Box annotation data
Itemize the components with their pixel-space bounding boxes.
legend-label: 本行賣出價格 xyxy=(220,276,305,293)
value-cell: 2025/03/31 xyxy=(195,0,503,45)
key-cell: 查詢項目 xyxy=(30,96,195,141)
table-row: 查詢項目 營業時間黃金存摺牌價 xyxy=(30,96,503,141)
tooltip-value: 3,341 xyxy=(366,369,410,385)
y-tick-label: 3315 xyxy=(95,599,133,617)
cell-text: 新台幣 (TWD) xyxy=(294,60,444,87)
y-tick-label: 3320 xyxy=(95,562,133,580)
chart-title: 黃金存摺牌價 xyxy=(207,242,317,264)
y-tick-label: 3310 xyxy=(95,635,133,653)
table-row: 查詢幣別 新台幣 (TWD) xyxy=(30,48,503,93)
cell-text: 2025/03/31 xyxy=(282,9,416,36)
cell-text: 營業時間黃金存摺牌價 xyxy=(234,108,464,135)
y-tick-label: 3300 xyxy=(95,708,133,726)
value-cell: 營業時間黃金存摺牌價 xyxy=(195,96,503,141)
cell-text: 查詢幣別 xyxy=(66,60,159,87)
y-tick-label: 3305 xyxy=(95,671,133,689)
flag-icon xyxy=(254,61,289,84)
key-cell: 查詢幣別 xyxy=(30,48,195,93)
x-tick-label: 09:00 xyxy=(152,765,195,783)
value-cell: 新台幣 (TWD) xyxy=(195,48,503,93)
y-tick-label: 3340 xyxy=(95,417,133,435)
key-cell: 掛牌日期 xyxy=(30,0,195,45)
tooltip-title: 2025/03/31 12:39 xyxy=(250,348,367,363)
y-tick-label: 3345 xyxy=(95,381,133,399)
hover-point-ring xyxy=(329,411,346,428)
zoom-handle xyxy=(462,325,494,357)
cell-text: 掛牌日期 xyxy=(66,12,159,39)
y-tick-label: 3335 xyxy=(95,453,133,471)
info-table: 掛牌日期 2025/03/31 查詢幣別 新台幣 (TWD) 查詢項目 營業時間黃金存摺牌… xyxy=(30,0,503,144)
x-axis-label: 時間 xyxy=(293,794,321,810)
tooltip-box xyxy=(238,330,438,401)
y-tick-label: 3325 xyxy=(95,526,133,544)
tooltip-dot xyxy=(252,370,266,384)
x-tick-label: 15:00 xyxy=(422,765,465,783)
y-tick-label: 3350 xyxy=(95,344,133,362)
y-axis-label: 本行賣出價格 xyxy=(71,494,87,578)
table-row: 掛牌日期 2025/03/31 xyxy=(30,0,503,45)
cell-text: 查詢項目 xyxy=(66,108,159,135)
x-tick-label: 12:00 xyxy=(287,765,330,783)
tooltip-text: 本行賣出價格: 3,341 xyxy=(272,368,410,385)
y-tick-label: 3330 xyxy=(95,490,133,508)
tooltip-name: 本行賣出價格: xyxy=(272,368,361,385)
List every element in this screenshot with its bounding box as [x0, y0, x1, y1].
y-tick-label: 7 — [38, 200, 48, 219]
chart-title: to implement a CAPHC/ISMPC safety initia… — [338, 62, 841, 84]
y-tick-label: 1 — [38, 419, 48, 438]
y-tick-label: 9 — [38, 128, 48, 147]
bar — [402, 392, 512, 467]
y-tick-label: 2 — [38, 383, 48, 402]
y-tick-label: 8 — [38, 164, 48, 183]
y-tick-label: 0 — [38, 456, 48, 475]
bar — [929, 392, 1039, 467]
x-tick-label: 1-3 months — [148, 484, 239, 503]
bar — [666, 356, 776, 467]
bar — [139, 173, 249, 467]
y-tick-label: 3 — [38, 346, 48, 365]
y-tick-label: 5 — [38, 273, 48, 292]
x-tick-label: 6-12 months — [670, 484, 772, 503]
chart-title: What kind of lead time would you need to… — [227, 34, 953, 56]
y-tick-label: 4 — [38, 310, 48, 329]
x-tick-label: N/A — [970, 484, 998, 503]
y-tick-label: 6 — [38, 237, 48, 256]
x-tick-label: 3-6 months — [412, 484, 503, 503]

What is asked
Can you lay out every line of the records above as a numbered list, skipping any blank lines?

Result of this task
1. Itemize the components with their pixel-space bounding boxes.
2. legend-label: 本行賣出價格 xyxy=(220,276,305,293)
3. value-cell: 2025/03/31 xyxy=(195,0,503,45)
4. key-cell: 查詢項目 xyxy=(30,96,195,141)
5. table-row: 查詢項目 營業時間黃金存摺牌價 xyxy=(30,96,503,141)
6. tooltip-value: 3,341 xyxy=(366,369,410,385)
7. y-tick-label: 3315 xyxy=(95,599,133,617)
8. cell-text: 新台幣 (TWD) xyxy=(294,60,444,87)
9. y-tick-label: 3320 xyxy=(95,562,133,580)
10. chart-title: 黃金存摺牌價 xyxy=(207,242,317,264)
11. y-tick-label: 3310 xyxy=(95,635,133,653)
12. table-row: 查詢幣別 新台幣 (TWD) xyxy=(30,48,503,93)
13. cell-text: 2025/03/31 xyxy=(282,9,416,36)
14. cell-text: 營業時間黃金存摺牌價 xyxy=(234,108,464,135)
15. y-tick-label: 3300 xyxy=(95,708,133,726)
16. value-cell: 營業時間黃金存摺牌價 xyxy=(195,96,503,141)
17. cell-text: 查詢幣別 xyxy=(66,60,159,87)
18. y-tick-label: 3305 xyxy=(95,671,133,689)
19. flag-icon xyxy=(254,61,289,84)
20. key-cell: 查詢幣別 xyxy=(30,48,195,93)
21. x-tick-label: 09:00 xyxy=(152,765,195,783)
22. value-cell: 新台幣 (TWD) xyxy=(195,48,503,93)
23. y-tick-label: 3340 xyxy=(95,417,133,435)
24. key-cell: 掛牌日期 xyxy=(30,0,195,45)
25. tooltip-title: 2025/03/31 12:39 xyxy=(250,348,367,363)
26. y-tick-label: 3345 xyxy=(95,381,133,399)
27. hover-point-ring xyxy=(329,411,346,428)
28. zoom-handle xyxy=(462,325,494,357)
29. cell-text: 掛牌日期 xyxy=(66,12,159,39)
30. y-tick-label: 3335 xyxy=(95,453,133,471)
31. info-table: 掛牌日期 2025/03/31 查詢幣別 新台幣 (TWD) 查詢項目 營業時間黃金存摺牌… xyxy=(30,0,503,144)
32. x-axis-label: 時間 xyxy=(293,794,321,810)
33. tooltip-box xyxy=(238,330,438,401)
34. y-tick-label: 3325 xyxy=(95,526,133,544)
35. tooltip-dot xyxy=(252,370,266,384)
36. x-tick-label: 15:00 xyxy=(422,765,465,783)
37. y-tick-label: 3350 xyxy=(95,344,133,362)
38. y-axis-label: 本行賣出價格 xyxy=(71,494,87,578)
39. table-row: 掛牌日期 2025/03/31 xyxy=(30,0,503,45)
40. cell-text: 查詢項目 xyxy=(66,108,159,135)
41. x-tick-label: 12:00 xyxy=(287,765,330,783)
42. tooltip-text: 本行賣出價格: 3,341 xyxy=(272,368,410,385)
43. y-tick-label: 3330 xyxy=(95,490,133,508)
44. tooltip-name: 本行賣出價格: xyxy=(272,368,361,385)
45. List every element in this screenshot with its bounding box as [x0, y0, x1, y1].
46. y-tick-label: 7 — [38, 200, 48, 219]
47. chart-title: to implement a CAPHC/ISMPC safety initia… — [338, 62, 841, 84]
48. y-tick-label: 1 — [38, 419, 48, 438]
49. y-tick-label: 9 — [38, 128, 48, 147]
50. bar — [402, 392, 512, 467]
51. y-tick-label: 2 — [38, 383, 48, 402]
52. y-tick-label: 8 — [38, 164, 48, 183]
53. y-tick-label: 0 — [38, 456, 48, 475]
54. bar — [929, 392, 1039, 467]
55. x-tick-label: 1-3 months — [148, 484, 239, 503]
56. bar — [666, 356, 776, 467]
57. bar — [139, 173, 249, 467]
58. y-tick-label: 3 — [38, 346, 48, 365]
59. y-tick-label: 5 — [38, 273, 48, 292]
60. x-tick-label: 6-12 months — [670, 484, 772, 503]
61. chart-title: What kind of lead time would you need to… — [227, 34, 953, 56]
62. y-tick-label: 4 — [38, 310, 48, 329]
63. x-tick-label: N/A — [970, 484, 998, 503]
64. y-tick-label: 6 — [38, 237, 48, 256]
65. x-tick-label: 3-6 months — [412, 484, 503, 503]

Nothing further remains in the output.